TASK REQUIREMENTS:
Give only the number of lines in the listing below where the string "mean" occurs.

GIVEN RECORDS:
************
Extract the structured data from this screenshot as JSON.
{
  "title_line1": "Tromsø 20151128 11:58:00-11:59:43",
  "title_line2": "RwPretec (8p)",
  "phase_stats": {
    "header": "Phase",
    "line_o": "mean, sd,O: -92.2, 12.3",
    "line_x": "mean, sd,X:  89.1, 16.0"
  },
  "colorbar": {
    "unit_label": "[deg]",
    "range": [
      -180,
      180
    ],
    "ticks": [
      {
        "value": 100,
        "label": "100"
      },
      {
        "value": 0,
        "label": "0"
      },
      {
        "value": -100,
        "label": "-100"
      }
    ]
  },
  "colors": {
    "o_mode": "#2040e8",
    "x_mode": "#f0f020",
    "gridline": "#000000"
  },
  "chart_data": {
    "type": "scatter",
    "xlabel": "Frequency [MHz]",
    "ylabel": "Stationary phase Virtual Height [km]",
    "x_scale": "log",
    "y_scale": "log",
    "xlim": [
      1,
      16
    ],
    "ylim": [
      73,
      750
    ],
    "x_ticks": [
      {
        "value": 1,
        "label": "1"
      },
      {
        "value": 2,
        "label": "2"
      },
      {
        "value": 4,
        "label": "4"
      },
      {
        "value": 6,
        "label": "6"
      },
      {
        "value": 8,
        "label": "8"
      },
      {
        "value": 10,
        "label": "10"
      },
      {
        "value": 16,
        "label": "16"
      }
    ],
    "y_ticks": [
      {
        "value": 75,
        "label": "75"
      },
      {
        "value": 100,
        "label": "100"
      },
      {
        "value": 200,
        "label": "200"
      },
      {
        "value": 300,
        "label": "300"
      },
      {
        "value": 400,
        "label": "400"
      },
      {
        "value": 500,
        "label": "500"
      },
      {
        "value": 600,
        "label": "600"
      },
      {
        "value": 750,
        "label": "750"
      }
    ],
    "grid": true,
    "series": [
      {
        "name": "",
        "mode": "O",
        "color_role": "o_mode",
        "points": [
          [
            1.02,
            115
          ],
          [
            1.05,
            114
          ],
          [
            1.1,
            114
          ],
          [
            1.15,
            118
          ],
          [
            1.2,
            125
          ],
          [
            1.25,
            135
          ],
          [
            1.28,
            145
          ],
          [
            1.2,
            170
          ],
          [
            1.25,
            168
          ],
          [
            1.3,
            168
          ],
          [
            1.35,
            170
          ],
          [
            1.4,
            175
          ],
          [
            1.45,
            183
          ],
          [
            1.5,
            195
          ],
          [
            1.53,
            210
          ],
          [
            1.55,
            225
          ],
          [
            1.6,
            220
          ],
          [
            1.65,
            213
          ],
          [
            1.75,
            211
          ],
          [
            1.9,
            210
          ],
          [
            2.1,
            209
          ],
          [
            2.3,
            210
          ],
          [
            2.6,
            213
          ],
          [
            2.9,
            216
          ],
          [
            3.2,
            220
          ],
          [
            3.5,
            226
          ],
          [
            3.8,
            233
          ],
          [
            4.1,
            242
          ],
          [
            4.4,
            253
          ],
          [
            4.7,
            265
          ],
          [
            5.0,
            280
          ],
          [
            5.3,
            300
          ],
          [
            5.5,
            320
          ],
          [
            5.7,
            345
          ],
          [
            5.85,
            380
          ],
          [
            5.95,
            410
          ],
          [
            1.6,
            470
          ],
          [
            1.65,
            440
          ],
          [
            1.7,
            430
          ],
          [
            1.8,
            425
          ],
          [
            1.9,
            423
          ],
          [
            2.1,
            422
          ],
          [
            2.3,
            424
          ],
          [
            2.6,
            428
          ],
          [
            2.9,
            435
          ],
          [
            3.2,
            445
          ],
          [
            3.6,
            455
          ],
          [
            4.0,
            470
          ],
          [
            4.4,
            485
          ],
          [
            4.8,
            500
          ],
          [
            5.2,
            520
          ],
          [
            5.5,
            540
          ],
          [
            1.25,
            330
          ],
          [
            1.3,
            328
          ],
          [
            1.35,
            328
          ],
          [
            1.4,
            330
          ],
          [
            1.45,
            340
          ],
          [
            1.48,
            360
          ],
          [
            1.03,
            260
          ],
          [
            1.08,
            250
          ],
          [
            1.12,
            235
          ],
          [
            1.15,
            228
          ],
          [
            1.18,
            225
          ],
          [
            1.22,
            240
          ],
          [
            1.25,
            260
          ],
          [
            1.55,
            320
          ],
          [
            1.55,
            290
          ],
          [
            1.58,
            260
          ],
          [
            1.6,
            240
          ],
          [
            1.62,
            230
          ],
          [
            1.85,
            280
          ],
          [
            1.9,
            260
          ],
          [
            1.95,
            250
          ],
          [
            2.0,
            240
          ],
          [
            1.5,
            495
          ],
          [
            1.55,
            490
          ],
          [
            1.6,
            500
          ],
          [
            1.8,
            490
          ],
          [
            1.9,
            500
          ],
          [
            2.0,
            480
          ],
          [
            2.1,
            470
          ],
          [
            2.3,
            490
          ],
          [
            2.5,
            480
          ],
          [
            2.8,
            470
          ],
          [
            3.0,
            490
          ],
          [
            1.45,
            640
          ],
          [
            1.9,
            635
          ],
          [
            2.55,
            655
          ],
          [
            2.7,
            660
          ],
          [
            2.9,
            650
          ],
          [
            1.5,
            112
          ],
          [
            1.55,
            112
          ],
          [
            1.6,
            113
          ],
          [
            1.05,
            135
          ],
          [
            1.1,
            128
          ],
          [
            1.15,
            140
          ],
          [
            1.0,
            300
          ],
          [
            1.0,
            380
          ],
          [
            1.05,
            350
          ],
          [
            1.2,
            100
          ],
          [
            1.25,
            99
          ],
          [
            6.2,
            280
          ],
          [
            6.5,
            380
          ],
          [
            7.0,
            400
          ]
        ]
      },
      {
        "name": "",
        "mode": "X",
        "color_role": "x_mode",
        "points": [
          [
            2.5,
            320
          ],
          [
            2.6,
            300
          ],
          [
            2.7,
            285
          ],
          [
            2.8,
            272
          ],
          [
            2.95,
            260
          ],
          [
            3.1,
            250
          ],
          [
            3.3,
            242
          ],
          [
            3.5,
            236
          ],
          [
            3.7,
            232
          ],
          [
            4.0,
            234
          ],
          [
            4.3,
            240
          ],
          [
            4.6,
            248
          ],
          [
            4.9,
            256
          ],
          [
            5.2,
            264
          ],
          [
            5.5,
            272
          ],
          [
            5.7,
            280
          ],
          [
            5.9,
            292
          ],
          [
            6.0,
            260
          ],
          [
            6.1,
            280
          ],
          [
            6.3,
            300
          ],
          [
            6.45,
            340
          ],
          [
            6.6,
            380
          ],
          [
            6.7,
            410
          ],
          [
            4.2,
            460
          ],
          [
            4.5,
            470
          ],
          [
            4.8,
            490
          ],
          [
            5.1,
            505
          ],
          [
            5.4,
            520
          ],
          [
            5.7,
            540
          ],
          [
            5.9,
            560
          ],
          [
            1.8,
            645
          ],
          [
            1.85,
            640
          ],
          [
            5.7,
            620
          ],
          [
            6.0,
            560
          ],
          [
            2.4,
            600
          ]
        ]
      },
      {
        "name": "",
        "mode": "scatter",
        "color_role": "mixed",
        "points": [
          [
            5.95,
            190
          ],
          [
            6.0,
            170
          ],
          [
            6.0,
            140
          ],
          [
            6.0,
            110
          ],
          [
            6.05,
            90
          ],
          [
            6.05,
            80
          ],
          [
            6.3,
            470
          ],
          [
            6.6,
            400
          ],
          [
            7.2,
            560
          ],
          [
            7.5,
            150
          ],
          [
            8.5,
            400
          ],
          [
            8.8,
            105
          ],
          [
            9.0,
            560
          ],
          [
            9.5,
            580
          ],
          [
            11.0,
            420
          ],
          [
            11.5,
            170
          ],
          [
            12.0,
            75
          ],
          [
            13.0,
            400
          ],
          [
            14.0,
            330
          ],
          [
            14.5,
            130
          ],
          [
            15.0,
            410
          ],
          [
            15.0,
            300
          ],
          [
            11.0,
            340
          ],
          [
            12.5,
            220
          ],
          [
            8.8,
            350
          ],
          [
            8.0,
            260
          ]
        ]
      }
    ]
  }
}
************
SOLUTION:
2